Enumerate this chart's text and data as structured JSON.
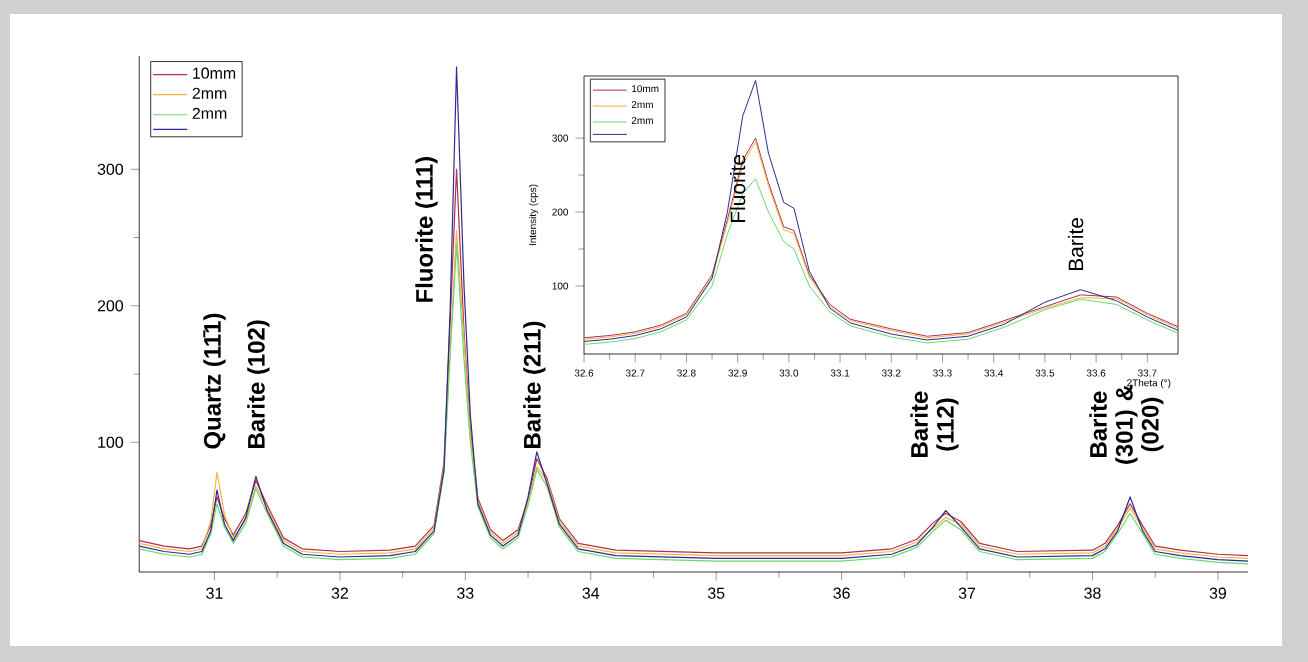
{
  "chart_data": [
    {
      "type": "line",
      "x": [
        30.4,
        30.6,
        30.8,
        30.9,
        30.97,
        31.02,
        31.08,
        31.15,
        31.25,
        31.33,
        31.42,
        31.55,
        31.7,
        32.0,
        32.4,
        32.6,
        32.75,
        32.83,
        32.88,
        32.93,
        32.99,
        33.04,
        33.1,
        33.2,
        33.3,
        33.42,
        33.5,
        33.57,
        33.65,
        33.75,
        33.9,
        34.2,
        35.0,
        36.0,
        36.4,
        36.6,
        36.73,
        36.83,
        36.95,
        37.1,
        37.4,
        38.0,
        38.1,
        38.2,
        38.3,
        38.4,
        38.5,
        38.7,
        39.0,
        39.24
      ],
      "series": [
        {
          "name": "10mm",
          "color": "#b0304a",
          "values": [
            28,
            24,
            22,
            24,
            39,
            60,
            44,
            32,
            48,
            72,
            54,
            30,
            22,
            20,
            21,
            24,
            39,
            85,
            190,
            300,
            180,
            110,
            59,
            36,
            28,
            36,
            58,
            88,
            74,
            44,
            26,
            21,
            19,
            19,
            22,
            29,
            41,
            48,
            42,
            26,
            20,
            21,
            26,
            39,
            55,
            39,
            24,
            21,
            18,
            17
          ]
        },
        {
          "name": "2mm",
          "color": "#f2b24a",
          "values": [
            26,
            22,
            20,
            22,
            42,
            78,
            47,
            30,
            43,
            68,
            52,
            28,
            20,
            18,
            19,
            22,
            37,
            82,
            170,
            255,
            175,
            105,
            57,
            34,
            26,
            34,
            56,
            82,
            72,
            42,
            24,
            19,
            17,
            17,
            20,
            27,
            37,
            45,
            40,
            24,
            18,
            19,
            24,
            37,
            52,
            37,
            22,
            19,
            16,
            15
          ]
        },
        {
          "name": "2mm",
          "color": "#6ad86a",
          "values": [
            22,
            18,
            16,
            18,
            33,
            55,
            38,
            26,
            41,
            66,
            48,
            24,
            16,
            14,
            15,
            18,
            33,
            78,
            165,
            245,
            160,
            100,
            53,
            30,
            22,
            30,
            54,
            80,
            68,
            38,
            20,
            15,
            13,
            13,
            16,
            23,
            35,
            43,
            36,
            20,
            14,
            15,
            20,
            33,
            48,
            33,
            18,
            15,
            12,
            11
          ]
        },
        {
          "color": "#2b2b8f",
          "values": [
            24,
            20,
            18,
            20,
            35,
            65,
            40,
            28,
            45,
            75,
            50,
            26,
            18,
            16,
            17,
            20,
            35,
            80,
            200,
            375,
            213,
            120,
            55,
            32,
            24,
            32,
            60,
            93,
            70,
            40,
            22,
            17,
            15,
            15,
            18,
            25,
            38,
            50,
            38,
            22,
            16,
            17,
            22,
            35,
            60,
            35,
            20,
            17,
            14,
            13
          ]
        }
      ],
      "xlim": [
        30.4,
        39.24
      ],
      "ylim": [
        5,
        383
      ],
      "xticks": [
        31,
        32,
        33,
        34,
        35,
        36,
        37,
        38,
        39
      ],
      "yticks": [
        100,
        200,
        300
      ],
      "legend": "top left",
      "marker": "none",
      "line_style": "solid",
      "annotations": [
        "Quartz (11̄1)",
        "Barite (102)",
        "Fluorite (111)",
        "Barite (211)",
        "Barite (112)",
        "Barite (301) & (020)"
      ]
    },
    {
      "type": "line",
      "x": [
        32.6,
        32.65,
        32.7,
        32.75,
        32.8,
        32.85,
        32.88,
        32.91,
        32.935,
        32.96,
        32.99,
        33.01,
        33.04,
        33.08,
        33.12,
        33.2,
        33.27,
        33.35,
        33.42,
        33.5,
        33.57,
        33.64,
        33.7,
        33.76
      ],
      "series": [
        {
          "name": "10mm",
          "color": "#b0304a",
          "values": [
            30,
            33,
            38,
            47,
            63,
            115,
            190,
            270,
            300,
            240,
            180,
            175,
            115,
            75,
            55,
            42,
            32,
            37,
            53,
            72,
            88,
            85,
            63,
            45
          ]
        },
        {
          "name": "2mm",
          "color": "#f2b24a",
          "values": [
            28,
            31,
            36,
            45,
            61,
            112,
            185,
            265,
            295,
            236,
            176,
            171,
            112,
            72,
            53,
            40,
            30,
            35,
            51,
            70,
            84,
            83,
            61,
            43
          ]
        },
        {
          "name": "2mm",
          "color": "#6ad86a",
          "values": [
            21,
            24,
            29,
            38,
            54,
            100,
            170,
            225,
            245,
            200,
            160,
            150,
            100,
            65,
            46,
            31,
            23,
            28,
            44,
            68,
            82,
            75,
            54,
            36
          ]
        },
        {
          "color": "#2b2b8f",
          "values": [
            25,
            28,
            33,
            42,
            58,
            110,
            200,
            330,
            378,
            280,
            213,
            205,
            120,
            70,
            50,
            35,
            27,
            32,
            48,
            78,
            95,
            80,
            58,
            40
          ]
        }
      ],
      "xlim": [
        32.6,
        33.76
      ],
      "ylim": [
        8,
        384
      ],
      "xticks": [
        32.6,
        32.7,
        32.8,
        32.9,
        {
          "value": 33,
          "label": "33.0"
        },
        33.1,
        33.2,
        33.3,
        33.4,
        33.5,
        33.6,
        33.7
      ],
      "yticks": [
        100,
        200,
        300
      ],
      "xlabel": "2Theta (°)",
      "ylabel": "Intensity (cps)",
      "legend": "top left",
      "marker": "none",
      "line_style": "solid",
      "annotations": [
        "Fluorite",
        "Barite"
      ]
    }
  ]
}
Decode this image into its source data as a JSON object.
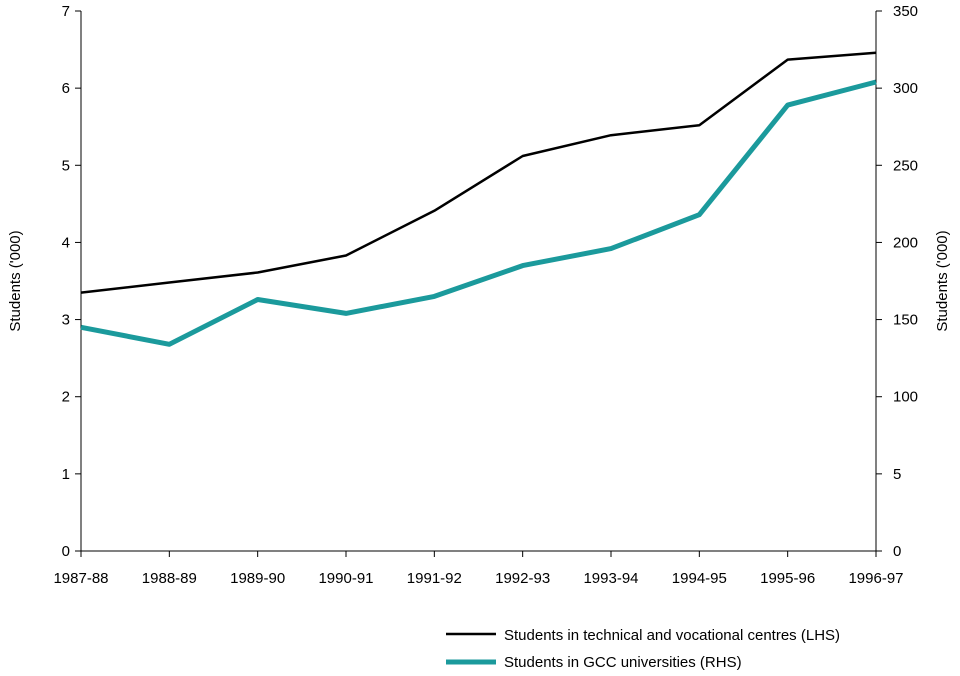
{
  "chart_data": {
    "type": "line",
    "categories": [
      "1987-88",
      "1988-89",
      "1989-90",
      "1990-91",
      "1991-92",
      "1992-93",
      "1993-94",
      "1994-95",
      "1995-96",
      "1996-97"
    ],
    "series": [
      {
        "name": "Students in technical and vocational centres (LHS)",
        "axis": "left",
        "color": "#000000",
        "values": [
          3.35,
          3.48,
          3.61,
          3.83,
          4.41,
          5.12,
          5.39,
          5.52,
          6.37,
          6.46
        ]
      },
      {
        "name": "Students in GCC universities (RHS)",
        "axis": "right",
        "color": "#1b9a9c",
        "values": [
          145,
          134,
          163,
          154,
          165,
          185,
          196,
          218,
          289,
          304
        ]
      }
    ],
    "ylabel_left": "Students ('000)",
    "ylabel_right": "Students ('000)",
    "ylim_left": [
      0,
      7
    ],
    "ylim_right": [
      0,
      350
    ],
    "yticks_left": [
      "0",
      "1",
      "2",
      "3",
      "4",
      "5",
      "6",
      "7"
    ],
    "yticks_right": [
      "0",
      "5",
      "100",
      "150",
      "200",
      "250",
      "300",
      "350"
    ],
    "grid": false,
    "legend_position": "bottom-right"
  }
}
_ _ _ _ _
▶ WHAT THE TASK REQUIRES
Pull out and copy each line containing the string "JSON".

▶ TASK OUTPUT
Enumerate this chart's text and data as structured JSON.
Decode this image into its source data as a JSON object.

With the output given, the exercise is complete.